## Instructions to follow
All of the data that follows should be retyped exactly, please, except the pictures.

[Begin]

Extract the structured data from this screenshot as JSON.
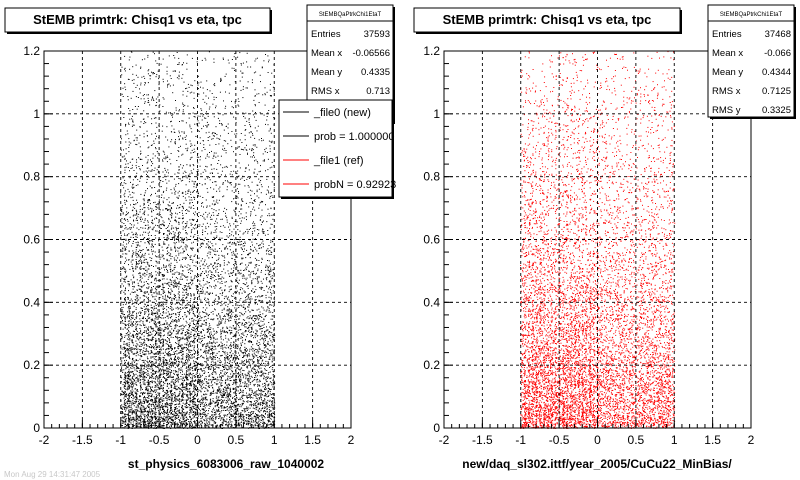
{
  "footer_text": "Mon Aug 29 14:31:47 2005",
  "chart_data": [
    {
      "type": "scatter",
      "title": "StEMB primtrk: Chisq1 vs eta, tpc",
      "xlabel": "st_physics_6083006_raw_1040002",
      "ylabel": "",
      "xlim": [
        -2,
        2
      ],
      "ylim": [
        0,
        1.2
      ],
      "x_ticks": [
        "-2",
        "-1.5",
        "-1",
        "-0.5",
        "0",
        "0.5",
        "1",
        "1.5",
        "2"
      ],
      "y_ticks": [
        "0",
        "0.2",
        "0.4",
        "0.6",
        "0.8",
        "1",
        "1.2"
      ],
      "grid": true,
      "point_color": "#000000",
      "stats": {
        "name": "StEMBQaPtrkChi1EtaT",
        "rows": [
          {
            "label": "Entries",
            "value": "37593"
          },
          {
            "label": "Mean x",
            "value": "-0.06566"
          },
          {
            "label": "Mean y",
            "value": "0.4335"
          },
          {
            "label": "RMS x",
            "value": "0.713"
          }
        ]
      },
      "legend": {
        "placement": "top-right",
        "entries": [
          {
            "label": "_file0 (new)",
            "color": "#000000"
          },
          {
            "label": "prob = 1.000000",
            "color": "#000000"
          },
          {
            "label": "_file1 (ref)",
            "color": "#ff0000"
          },
          {
            "label": "probN = 0.92923",
            "color": "#ff0000"
          }
        ]
      },
      "distribution": {
        "entries": 37593,
        "mean_x": -0.06566,
        "mean_y": 0.4335,
        "rms_x": 0.713,
        "x_range": [
          -1,
          1
        ],
        "y_range": [
          0,
          1.2
        ]
      }
    },
    {
      "type": "scatter",
      "title": "StEMB primtrk: Chisq1 vs eta, tpc",
      "xlabel": "new/daq_sl302.ittf/year_2005/CuCu22_MinBias/",
      "ylabel": "",
      "xlim": [
        -2,
        2
      ],
      "ylim": [
        0,
        1.2
      ],
      "x_ticks": [
        "-2",
        "-1.5",
        "-1",
        "-0.5",
        "0",
        "0.5",
        "1",
        "1.5",
        "2"
      ],
      "y_ticks": [
        "0",
        "0.2",
        "0.4",
        "0.6",
        "0.8",
        "1",
        "1.2"
      ],
      "grid": true,
      "point_color": "#ff0000",
      "stats": {
        "name": "StEMBQaPtrkChi1EtaT",
        "rows": [
          {
            "label": "Entries",
            "value": "37468"
          },
          {
            "label": "Mean x",
            "value": "-0.066"
          },
          {
            "label": "Mean y",
            "value": "0.4344"
          },
          {
            "label": "RMS x",
            "value": "0.7125"
          },
          {
            "label": "RMS y",
            "value": "0.3325"
          }
        ]
      },
      "distribution": {
        "entries": 37468,
        "mean_x": -0.066,
        "mean_y": 0.4344,
        "rms_x": 0.7125,
        "rms_y": 0.3325,
        "x_range": [
          -1,
          1
        ],
        "y_range": [
          0,
          1.2
        ]
      }
    }
  ]
}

[End]

## Exercise response
Extract the structured data from this screenshot as JSON.
{
  "footer_text": "Mon Aug 29 14:31:47 2005",
  "chart_data": [
    {
      "type": "scatter",
      "title": "StEMB primtrk: Chisq1 vs eta, tpc",
      "xlabel": "st_physics_6083006_raw_1040002",
      "ylabel": "",
      "xlim": [
        -2,
        2
      ],
      "ylim": [
        0,
        1.2
      ],
      "x_ticks": [
        "-2",
        "-1.5",
        "-1",
        "-0.5",
        "0",
        "0.5",
        "1",
        "1.5",
        "2"
      ],
      "y_ticks": [
        "0",
        "0.2",
        "0.4",
        "0.6",
        "0.8",
        "1",
        "1.2"
      ],
      "grid": true,
      "point_color": "#000000",
      "stats": {
        "name": "StEMBQaPtrkChi1EtaT",
        "rows": [
          {
            "label": "Entries",
            "value": "37593"
          },
          {
            "label": "Mean x",
            "value": "-0.06566"
          },
          {
            "label": "Mean y",
            "value": "0.4335"
          },
          {
            "label": "RMS x",
            "value": "0.713"
          }
        ]
      },
      "legend": {
        "placement": "top-right",
        "entries": [
          {
            "label": "_file0 (new)",
            "color": "#000000"
          },
          {
            "label": "prob = 1.000000",
            "color": "#000000"
          },
          {
            "label": "_file1 (ref)",
            "color": "#ff0000"
          },
          {
            "label": "probN = 0.92923",
            "color": "#ff0000"
          }
        ]
      },
      "distribution": {
        "entries": 37593,
        "mean_x": -0.06566,
        "mean_y": 0.4335,
        "rms_x": 0.713,
        "x_range": [
          -1,
          1
        ],
        "y_range": [
          0,
          1.2
        ]
      }
    },
    {
      "type": "scatter",
      "title": "StEMB primtrk: Chisq1 vs eta, tpc",
      "xlabel": "new/daq_sl302.ittf/year_2005/CuCu22_MinBias/",
      "ylabel": "",
      "xlim": [
        -2,
        2
      ],
      "ylim": [
        0,
        1.2
      ],
      "x_ticks": [
        "-2",
        "-1.5",
        "-1",
        "-0.5",
        "0",
        "0.5",
        "1",
        "1.5",
        "2"
      ],
      "y_ticks": [
        "0",
        "0.2",
        "0.4",
        "0.6",
        "0.8",
        "1",
        "1.2"
      ],
      "grid": true,
      "point_color": "#ff0000",
      "stats": {
        "name": "StEMBQaPtrkChi1EtaT",
        "rows": [
          {
            "label": "Entries",
            "value": "37468"
          },
          {
            "label": "Mean x",
            "value": "-0.066"
          },
          {
            "label": "Mean y",
            "value": "0.4344"
          },
          {
            "label": "RMS x",
            "value": "0.7125"
          },
          {
            "label": "RMS y",
            "value": "0.3325"
          }
        ]
      },
      "distribution": {
        "entries": 37468,
        "mean_x": -0.066,
        "mean_y": 0.4344,
        "rms_x": 0.7125,
        "rms_y": 0.3325,
        "x_range": [
          -1,
          1
        ],
        "y_range": [
          0,
          1.2
        ]
      }
    }
  ]
}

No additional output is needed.